Prompt: Pull out every line of the listing below where "thumb" appears.

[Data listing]
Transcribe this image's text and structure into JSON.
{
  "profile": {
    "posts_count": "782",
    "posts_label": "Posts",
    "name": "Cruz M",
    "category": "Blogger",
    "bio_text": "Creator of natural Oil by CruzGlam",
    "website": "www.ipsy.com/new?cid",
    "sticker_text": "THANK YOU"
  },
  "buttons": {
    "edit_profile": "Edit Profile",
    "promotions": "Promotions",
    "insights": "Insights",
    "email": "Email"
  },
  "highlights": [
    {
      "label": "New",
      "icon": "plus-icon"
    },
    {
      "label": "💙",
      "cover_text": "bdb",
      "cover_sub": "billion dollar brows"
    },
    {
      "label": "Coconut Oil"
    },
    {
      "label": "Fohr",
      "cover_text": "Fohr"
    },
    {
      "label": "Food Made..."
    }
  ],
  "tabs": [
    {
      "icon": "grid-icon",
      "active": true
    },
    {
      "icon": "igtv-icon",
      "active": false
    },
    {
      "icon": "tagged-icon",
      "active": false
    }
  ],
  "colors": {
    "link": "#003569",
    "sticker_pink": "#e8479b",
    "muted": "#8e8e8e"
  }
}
--
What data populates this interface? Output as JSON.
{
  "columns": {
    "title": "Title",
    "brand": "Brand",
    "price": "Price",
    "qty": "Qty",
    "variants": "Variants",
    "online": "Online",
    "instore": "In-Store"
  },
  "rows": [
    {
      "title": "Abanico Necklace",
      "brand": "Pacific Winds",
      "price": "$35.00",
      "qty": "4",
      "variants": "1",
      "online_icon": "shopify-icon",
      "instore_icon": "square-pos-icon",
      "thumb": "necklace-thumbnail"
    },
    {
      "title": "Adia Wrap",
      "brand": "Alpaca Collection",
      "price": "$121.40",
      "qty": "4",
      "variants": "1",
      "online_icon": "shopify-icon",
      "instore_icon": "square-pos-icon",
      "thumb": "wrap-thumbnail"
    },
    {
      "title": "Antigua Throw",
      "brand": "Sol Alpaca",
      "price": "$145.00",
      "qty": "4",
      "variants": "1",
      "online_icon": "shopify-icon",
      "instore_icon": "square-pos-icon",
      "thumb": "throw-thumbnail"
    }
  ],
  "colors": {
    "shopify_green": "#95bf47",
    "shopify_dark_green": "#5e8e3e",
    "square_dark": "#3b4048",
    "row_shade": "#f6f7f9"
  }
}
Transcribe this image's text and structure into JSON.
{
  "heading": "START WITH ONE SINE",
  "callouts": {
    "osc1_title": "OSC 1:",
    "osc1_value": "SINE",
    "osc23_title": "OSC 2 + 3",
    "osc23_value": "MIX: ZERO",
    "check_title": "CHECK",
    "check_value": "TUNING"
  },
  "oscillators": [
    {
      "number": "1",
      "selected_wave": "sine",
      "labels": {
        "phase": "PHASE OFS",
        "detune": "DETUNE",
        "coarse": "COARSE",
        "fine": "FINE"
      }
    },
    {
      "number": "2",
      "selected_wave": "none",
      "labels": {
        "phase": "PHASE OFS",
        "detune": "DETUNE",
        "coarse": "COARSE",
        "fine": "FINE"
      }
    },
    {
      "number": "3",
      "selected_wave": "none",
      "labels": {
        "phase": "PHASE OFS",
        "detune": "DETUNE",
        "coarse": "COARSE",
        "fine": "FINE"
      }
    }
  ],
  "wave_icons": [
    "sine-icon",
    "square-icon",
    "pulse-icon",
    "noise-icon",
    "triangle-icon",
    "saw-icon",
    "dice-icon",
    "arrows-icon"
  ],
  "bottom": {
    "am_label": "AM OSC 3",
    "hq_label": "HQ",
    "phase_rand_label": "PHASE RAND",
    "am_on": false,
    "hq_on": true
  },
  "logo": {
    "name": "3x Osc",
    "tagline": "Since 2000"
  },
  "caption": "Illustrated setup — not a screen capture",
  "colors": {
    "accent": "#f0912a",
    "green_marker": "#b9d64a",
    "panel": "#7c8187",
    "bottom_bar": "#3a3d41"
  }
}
---
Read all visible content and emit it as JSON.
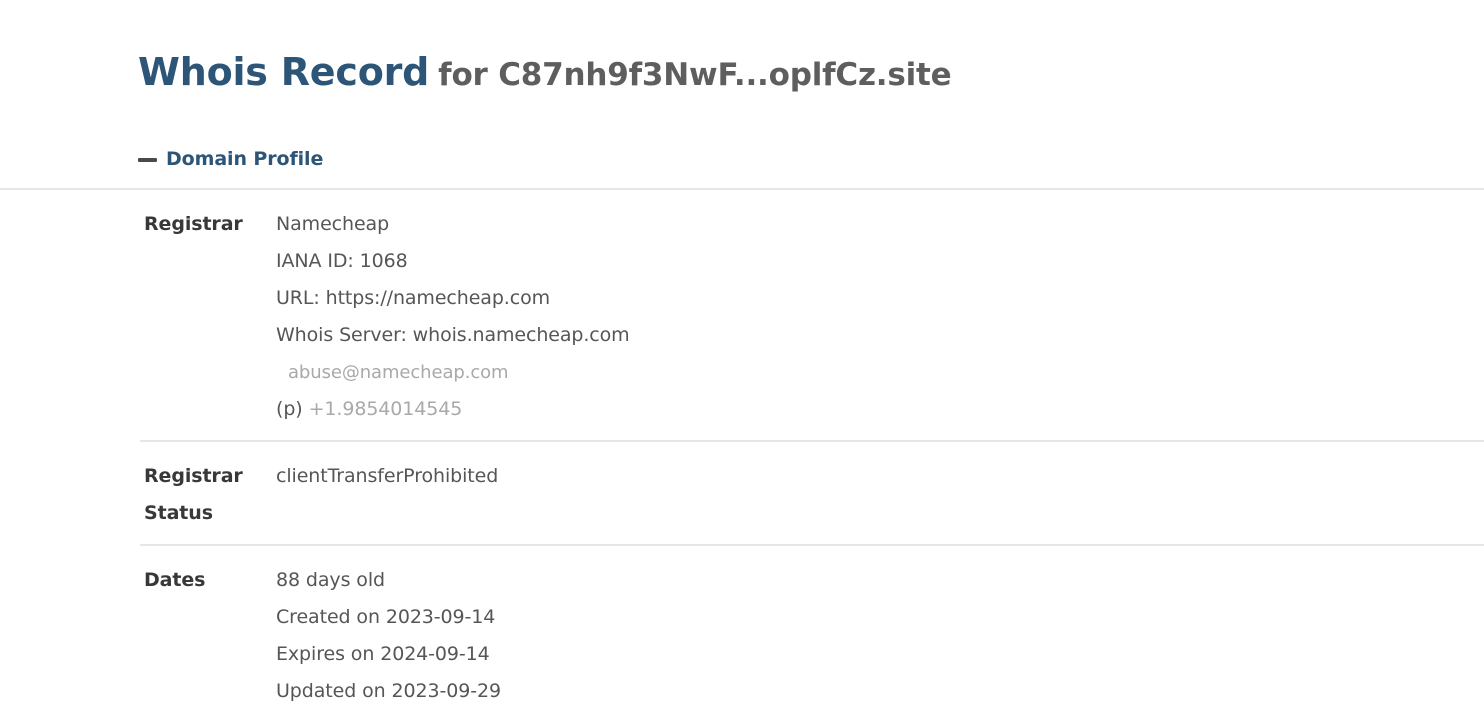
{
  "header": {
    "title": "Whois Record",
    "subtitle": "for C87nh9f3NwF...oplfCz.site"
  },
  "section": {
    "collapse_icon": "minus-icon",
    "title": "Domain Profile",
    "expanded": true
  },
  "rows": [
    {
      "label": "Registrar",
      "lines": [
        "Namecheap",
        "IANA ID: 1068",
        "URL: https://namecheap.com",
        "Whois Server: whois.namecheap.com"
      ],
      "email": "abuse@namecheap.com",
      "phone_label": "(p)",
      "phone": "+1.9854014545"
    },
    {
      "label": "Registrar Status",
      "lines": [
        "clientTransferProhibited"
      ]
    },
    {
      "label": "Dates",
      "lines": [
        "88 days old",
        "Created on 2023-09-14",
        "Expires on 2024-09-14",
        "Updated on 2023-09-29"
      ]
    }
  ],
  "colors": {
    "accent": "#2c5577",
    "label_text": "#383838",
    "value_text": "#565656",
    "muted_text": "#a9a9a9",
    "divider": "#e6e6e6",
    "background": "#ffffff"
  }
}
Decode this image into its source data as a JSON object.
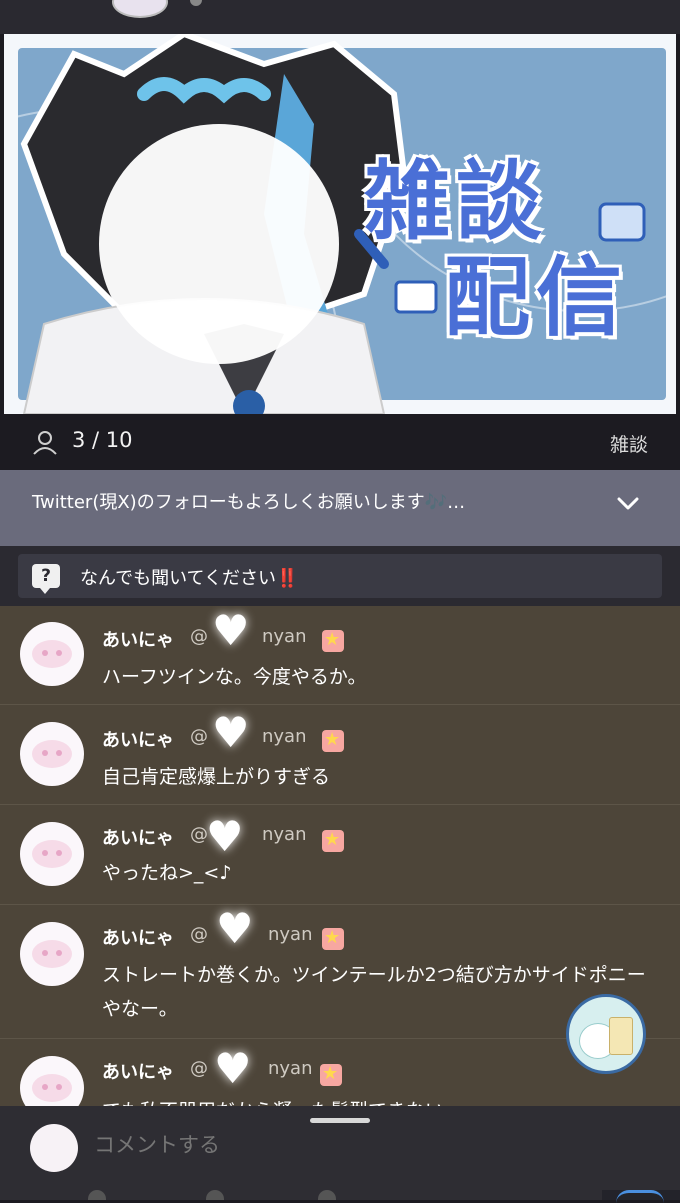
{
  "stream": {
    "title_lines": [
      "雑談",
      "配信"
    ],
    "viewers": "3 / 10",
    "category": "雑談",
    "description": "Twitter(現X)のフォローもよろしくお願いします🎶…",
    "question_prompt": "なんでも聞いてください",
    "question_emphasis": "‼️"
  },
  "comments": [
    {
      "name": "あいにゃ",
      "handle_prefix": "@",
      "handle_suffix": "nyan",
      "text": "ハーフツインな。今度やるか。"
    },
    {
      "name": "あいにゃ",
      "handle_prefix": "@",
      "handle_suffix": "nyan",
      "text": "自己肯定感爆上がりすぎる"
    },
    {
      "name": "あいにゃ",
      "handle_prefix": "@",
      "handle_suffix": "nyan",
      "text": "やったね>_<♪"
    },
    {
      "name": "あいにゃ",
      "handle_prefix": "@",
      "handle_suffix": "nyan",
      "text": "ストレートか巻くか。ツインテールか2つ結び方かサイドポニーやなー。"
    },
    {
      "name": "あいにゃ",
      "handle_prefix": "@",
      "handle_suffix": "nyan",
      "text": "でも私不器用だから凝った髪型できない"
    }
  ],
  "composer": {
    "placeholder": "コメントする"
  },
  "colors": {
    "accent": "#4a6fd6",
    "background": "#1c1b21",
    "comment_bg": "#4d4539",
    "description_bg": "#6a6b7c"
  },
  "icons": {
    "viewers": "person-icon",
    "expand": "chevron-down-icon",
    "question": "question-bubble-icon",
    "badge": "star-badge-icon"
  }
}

Reply to the exercise:
      "thumb": "necklace-thumbnail"
      "thumb": "wrap-thumbnail"
      "thumb": "throw-thumbnail"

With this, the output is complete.